***** Supplied information *****

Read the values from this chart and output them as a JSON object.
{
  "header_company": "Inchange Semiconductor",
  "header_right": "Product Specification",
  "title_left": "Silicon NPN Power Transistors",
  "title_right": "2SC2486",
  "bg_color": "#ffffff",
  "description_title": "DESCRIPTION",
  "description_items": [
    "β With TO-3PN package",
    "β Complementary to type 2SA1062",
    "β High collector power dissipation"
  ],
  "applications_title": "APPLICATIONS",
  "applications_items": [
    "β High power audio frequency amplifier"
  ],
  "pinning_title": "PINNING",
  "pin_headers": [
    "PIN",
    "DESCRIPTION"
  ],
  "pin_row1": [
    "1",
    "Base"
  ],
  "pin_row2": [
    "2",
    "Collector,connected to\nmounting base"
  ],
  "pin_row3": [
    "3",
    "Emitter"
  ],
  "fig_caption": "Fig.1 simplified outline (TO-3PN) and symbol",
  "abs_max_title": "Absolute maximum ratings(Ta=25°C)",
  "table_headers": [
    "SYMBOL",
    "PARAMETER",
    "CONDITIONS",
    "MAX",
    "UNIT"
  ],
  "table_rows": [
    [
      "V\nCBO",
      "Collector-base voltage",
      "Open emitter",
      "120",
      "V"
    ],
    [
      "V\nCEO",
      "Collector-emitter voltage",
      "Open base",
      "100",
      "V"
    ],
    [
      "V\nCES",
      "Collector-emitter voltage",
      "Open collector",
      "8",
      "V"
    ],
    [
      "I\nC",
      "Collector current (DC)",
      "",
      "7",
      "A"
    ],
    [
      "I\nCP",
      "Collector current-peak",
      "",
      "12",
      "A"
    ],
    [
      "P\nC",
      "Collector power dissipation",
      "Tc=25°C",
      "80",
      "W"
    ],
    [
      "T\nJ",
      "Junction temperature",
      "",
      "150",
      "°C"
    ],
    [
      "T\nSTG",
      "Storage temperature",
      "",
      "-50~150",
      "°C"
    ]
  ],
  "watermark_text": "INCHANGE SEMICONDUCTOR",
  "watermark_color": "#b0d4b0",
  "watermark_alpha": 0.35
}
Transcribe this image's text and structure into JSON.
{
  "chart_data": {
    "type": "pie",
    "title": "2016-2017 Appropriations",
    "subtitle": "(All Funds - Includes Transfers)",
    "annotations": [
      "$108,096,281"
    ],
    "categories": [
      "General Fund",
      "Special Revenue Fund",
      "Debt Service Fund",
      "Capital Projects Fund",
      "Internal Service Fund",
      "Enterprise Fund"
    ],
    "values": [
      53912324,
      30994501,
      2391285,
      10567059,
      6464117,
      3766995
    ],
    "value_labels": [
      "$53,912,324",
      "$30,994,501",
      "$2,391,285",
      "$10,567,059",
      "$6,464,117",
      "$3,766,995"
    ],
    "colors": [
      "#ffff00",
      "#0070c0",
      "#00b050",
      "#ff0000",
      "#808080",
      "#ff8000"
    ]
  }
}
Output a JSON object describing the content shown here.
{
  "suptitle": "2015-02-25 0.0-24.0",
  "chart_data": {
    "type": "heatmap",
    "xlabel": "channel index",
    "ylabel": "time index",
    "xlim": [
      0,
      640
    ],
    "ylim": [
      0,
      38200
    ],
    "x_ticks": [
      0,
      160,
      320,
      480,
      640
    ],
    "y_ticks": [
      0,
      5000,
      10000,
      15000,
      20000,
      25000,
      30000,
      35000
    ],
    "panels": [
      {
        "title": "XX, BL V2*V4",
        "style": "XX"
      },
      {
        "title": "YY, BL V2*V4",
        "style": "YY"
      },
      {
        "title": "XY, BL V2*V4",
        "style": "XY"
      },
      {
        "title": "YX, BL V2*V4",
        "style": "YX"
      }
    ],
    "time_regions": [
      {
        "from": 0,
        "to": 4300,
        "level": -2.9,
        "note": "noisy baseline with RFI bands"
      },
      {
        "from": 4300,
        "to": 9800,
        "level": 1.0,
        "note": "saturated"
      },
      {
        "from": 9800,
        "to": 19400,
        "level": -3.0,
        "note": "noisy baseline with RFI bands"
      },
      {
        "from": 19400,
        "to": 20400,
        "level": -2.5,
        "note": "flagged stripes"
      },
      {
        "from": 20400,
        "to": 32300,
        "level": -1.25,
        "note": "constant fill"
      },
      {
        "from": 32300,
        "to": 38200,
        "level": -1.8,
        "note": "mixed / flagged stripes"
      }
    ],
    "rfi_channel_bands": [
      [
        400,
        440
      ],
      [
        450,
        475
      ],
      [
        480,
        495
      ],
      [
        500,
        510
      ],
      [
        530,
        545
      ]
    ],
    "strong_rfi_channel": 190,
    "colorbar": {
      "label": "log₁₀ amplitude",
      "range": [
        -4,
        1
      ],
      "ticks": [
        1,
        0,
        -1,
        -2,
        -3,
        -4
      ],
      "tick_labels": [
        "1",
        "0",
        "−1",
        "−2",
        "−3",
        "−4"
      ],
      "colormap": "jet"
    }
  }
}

*****

■ Goal
Show every line in the entries where the string "temperature" occurs.

■ The result
      "Junction temperature",
      "Storage temperature",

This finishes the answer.